**WORK INSTRUCTIONS**
Provide the number of lines containing the word "Type", and nothing else.

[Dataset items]
— Start —
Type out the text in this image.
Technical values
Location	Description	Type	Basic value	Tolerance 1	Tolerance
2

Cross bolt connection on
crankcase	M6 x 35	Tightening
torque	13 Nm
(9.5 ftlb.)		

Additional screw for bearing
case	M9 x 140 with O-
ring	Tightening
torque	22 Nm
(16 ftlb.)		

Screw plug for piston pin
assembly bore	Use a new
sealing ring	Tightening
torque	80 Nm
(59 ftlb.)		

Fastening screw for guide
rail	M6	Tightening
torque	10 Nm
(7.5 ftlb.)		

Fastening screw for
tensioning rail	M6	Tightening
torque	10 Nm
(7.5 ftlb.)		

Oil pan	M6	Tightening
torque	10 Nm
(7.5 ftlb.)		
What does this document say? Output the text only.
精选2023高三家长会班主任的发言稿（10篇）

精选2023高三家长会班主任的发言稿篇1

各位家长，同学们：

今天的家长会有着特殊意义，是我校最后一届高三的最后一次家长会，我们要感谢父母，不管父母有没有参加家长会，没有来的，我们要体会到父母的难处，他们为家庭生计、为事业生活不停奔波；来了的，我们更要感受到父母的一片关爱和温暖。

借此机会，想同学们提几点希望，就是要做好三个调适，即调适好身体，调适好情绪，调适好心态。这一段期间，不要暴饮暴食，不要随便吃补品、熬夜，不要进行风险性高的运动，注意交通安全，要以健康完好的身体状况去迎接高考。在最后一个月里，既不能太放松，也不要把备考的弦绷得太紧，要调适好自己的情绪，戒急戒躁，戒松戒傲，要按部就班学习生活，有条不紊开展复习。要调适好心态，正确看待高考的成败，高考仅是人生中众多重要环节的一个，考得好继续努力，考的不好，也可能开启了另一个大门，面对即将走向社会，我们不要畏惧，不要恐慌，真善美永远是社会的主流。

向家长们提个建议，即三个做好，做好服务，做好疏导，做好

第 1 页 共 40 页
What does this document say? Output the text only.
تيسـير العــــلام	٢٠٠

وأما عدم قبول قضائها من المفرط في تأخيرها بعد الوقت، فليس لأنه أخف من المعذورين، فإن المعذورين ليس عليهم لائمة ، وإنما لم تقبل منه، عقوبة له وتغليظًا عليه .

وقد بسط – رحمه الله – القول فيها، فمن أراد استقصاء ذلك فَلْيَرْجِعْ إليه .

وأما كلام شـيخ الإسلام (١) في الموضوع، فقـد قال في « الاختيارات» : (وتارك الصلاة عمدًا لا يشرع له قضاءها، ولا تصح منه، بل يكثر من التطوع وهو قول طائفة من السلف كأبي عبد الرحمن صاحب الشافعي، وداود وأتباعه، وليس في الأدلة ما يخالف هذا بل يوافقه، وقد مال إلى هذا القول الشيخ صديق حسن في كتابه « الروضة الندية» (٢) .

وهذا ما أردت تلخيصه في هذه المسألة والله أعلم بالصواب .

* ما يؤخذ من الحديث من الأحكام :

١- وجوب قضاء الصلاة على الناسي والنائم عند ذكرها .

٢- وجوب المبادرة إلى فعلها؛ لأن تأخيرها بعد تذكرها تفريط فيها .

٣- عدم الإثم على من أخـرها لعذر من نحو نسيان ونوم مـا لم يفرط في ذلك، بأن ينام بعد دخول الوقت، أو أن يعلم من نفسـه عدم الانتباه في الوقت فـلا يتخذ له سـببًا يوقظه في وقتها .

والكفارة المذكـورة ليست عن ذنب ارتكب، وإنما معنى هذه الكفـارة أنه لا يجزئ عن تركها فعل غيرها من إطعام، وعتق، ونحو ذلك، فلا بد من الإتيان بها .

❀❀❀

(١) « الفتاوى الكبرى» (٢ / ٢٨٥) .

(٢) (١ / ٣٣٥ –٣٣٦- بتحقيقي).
— End —
**EXPECTED ANSWER**
2